Figure data in JSON
— START —
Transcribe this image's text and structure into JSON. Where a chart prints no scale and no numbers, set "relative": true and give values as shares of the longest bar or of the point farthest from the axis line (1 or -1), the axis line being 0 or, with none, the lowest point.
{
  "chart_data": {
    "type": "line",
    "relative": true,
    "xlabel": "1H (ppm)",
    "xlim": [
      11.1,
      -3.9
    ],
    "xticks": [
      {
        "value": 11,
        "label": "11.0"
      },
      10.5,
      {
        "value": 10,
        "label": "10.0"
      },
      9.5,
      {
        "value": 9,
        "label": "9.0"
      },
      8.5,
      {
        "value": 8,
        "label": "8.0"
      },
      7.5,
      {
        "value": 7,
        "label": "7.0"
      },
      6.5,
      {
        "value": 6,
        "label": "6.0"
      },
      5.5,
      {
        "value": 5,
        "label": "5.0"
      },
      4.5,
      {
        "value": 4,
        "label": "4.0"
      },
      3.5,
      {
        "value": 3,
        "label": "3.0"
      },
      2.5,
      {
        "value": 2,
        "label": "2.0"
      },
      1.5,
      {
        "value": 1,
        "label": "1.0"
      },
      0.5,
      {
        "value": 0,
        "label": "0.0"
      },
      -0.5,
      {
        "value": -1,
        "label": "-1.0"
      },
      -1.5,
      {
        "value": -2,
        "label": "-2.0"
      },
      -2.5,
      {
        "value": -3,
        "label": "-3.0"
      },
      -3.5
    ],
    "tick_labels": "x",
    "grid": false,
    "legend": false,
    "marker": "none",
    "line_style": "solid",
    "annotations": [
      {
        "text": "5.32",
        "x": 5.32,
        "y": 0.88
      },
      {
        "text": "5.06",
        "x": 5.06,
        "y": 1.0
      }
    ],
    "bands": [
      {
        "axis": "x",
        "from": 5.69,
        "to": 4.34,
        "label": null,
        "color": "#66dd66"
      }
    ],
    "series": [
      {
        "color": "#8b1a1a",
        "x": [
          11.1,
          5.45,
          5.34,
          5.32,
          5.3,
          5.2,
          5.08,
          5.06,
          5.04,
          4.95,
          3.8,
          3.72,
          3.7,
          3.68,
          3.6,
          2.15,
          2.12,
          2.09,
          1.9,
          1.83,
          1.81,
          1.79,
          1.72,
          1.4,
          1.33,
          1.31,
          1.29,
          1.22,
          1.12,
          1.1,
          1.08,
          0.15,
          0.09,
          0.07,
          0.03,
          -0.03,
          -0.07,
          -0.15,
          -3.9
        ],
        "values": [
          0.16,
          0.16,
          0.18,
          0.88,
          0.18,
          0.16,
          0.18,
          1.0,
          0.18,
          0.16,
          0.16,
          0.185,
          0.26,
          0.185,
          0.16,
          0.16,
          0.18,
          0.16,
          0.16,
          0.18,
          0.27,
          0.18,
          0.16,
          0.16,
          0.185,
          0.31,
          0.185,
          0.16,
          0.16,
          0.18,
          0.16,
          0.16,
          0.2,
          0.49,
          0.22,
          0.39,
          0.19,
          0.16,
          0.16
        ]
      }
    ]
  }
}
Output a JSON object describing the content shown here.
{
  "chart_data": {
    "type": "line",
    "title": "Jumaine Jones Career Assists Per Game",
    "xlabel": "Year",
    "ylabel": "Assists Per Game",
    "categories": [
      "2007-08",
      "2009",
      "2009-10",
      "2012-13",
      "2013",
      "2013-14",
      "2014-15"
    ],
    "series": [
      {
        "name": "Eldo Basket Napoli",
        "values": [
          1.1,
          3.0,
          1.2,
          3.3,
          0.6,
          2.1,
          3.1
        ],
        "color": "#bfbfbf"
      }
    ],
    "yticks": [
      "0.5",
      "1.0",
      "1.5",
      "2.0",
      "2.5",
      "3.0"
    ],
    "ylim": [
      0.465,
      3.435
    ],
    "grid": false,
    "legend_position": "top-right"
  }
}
— END —
Word for word, quote the lines from the line containing "Output a JSON" through the end of the material, both included, and nothing else.

SOLUTION TO THE PROBLEM:
Output a JSON object describing the content shown here.
{
  "chart_data": {
    "type": "line",
    "title": "Jumaine Jones Career Assists Per Game",
    "xlabel": "Year",
    "ylabel": "Assists Per Game",
    "categories": [
      "2007-08",
      "2009",
      "2009-10",
      "2012-13",
      "2013",
      "2013-14",
      "2014-15"
    ],
    "series": [
      {
        "name": "Eldo Basket Napoli",
        "values": [
          1.1,
          3.0,
          1.2,
          3.3,
          0.6,
          2.1,
          3.1
        ],
        "color": "#bfbfbf"
      }
    ],
    "yticks": [
      "0.5",
      "1.0",
      "1.5",
      "2.0",
      "2.5",
      "3.0"
    ],
    "ylim": [
      0.465,
      3.435
    ],
    "grid": false,
    "legend_position": "top-right"
  }
}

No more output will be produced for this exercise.